#### [GIVEN PROBLEM]
List the lines of this listing that hold the word "oraz".

#### [DATA SECTION]

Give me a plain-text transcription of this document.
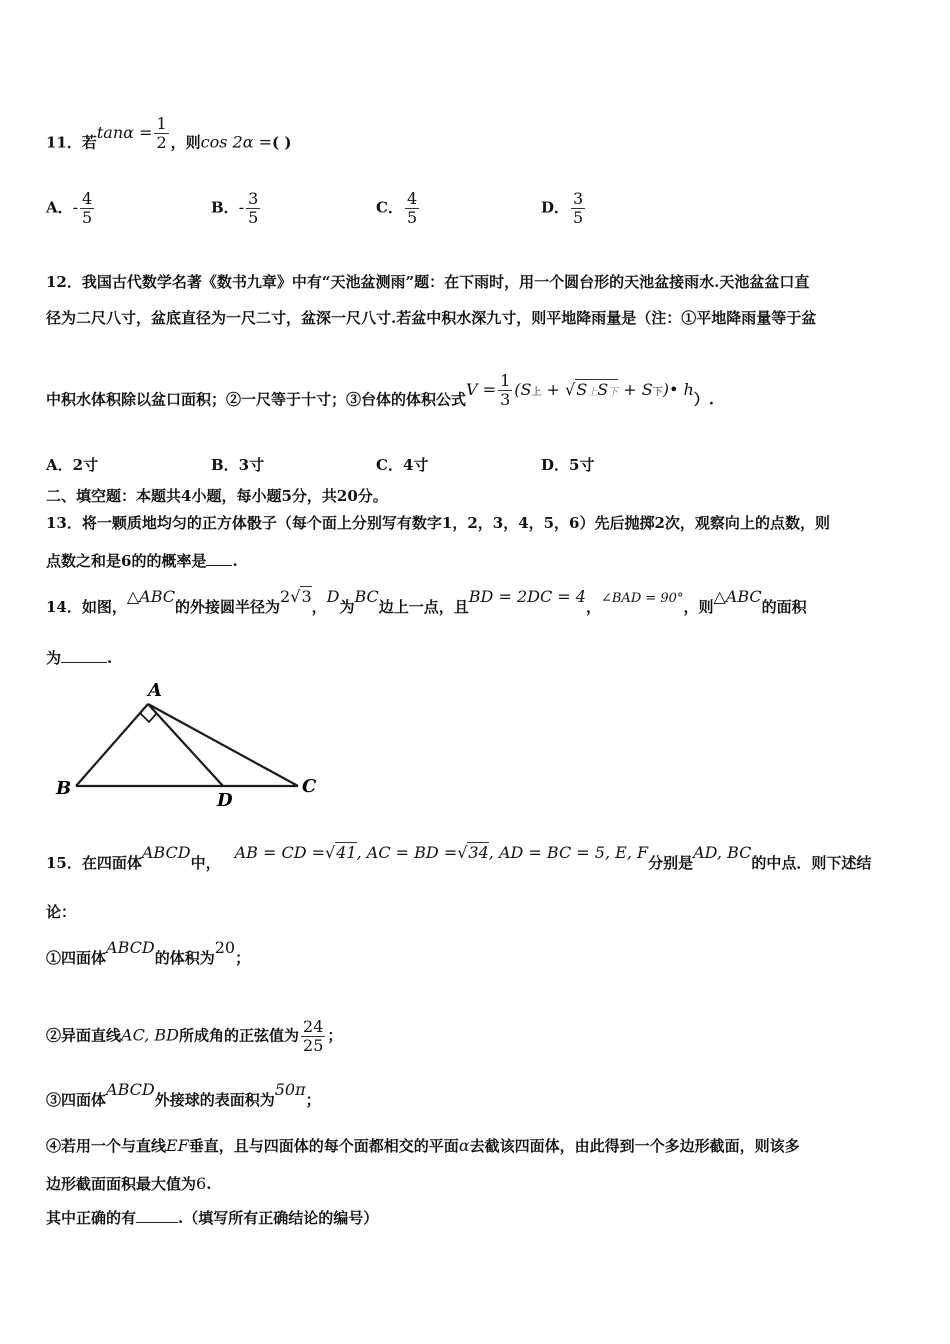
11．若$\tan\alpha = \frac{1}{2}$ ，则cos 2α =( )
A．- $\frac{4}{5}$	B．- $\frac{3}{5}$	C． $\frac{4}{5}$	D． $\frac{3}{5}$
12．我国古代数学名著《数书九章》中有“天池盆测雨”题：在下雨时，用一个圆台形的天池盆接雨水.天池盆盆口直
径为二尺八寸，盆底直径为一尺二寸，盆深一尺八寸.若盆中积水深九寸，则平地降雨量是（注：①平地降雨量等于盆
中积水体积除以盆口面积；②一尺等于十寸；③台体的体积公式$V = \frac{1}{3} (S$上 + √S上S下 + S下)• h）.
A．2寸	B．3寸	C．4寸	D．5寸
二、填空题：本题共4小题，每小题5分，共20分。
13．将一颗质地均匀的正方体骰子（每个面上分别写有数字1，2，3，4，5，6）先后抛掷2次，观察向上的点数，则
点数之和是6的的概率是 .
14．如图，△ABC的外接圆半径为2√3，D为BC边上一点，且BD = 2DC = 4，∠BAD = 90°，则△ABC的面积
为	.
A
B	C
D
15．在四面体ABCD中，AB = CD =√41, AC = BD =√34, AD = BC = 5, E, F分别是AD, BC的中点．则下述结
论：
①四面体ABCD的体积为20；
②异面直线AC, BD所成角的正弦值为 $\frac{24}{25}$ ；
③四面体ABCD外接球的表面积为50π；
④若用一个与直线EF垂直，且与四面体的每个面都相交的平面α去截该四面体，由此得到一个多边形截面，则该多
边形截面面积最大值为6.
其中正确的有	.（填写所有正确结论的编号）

...

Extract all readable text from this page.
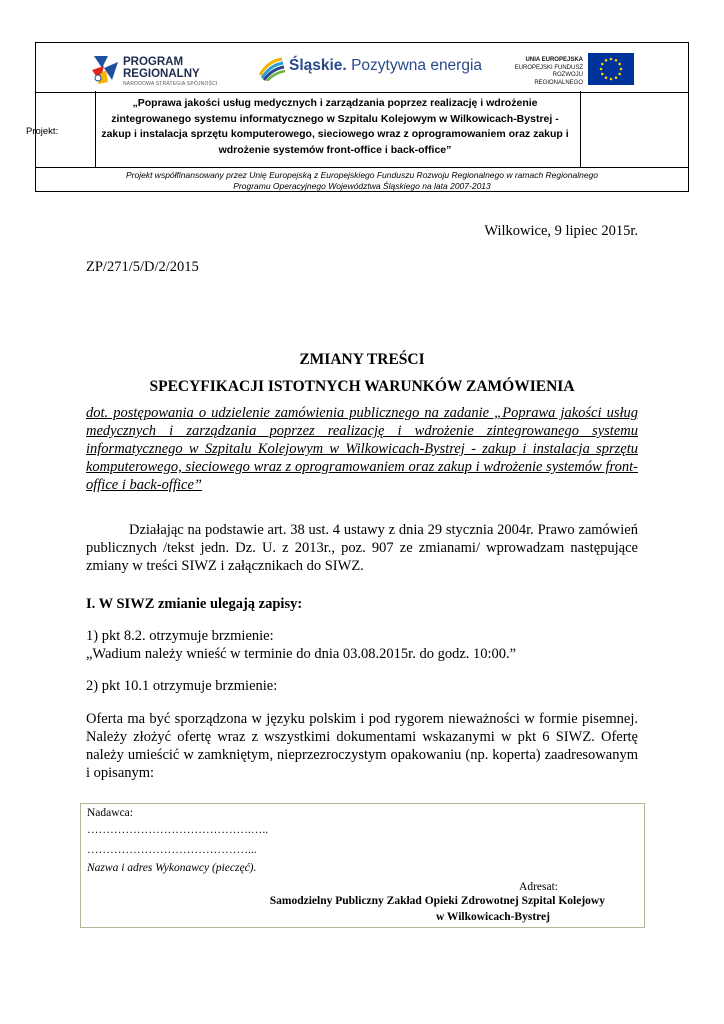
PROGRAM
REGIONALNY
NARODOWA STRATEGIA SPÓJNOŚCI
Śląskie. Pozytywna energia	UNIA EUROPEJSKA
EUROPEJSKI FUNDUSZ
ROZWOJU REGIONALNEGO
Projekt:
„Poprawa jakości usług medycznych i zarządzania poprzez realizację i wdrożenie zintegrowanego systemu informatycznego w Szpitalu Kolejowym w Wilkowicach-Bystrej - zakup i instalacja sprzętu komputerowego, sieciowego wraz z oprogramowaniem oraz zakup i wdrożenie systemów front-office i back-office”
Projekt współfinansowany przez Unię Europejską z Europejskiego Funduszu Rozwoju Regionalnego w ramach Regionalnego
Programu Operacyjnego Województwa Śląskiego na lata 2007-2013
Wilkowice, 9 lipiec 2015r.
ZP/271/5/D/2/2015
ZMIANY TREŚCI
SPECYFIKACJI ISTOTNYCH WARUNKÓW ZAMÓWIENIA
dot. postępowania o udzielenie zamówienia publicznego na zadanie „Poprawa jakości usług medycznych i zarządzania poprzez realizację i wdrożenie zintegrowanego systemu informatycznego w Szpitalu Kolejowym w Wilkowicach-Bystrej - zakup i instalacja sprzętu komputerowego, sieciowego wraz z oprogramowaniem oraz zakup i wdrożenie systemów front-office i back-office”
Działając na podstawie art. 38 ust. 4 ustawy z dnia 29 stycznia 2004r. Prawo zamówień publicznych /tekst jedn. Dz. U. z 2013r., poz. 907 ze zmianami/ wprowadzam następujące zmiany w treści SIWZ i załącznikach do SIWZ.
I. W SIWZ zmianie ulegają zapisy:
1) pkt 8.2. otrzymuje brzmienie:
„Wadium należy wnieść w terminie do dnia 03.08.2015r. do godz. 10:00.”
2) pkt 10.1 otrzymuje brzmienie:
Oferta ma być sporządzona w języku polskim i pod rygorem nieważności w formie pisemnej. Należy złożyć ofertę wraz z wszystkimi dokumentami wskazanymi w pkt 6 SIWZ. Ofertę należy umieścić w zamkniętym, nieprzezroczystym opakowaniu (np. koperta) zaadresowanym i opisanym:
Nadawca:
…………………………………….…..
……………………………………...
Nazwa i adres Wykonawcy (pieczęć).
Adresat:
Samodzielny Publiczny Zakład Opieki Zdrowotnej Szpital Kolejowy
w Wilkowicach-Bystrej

#### [CORRECT RESULT]
„Poprawa jakości usług medycznych i zarządzania poprzez realizację i wdrożenie zintegrowanego systemu informatycznego w Szpitalu Kolejowym w Wilkowicach-Bystrej - zakup i instalacja sprzętu komputerowego, sieciowego wraz z oprogramowaniem oraz zakup i wdrożenie systemów front-office i back-office”
dot. postępowania o udzielenie zamówienia publicznego na zadanie „Poprawa jakości usług medycznych i zarządzania poprzez realizację i wdrożenie zintegrowanego systemu informatycznego w Szpitalu Kolejowym w Wilkowicach-Bystrej - zakup i instalacja sprzętu komputerowego, sieciowego wraz z oprogramowaniem oraz zakup i wdrożenie systemów front-office i back-office”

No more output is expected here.